[Start Exercise input]

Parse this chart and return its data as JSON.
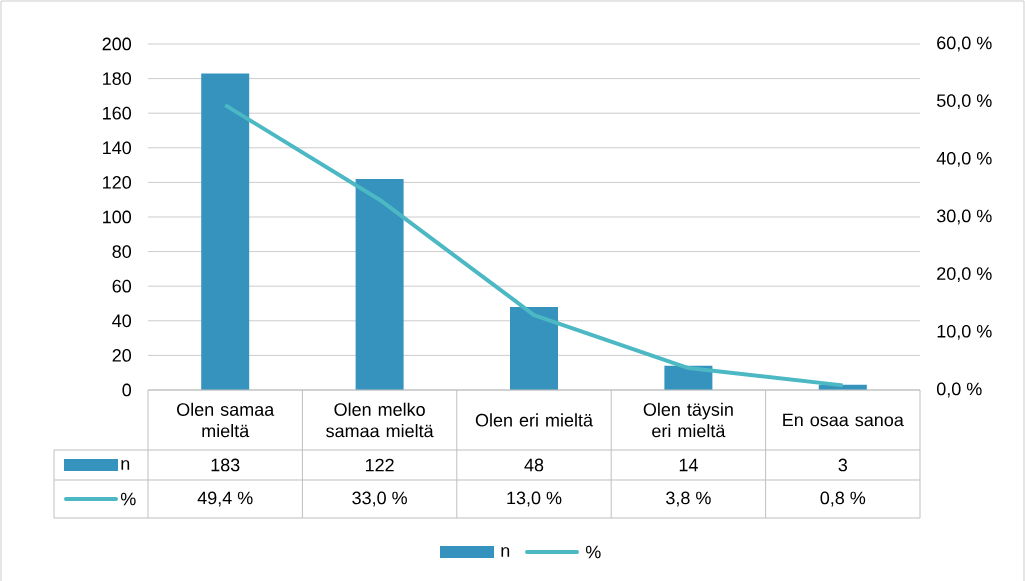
{
  "chart_data": {
    "type": "bar",
    "categories": [
      "Olen samaa mieltä",
      "Olen melko samaa mieltä",
      "Olen eri mieltä",
      "Olen täysin eri mieltä",
      "En osaa sanoa"
    ],
    "series": [
      {
        "name": "n",
        "color": "#3593bd",
        "values": [
          183,
          122,
          48,
          14,
          3
        ],
        "value_labels": [
          "183",
          "122",
          "48",
          "14",
          "3"
        ]
      },
      {
        "name": "%",
        "type": "line",
        "axis": "y2",
        "color": "#4bb8c4",
        "values": [
          49.4,
          33.0,
          13.0,
          3.8,
          0.8
        ],
        "value_labels": [
          "49,4 %",
          "33,0 %",
          "13,0 %",
          "3,8 %",
          "0,8 %"
        ]
      }
    ],
    "ylim": [
      0,
      200
    ],
    "yticks": [
      0,
      20,
      40,
      60,
      80,
      100,
      120,
      140,
      160,
      180,
      200
    ],
    "y2lim": [
      0,
      60
    ],
    "y2ticks": [
      {
        "value": 0,
        "label": "0,0 %"
      },
      {
        "value": 10,
        "label": "10,0 %"
      },
      {
        "value": 20,
        "label": "20,0 %"
      },
      {
        "value": 30,
        "label": "30,0 %"
      },
      {
        "value": 40,
        "label": "40,0 %"
      },
      {
        "value": 50,
        "label": "50,0 %"
      },
      {
        "value": 60,
        "label": "60,0 %"
      }
    ],
    "grid": "y",
    "legend": "bottom"
  }
}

[End Exercise input]

**What you will do**
Pick out the lines containing the string "samaa" and show them.

**Answer to the exercise**
      "Olen samaa mieltä",
      "Olen melko samaa mieltä",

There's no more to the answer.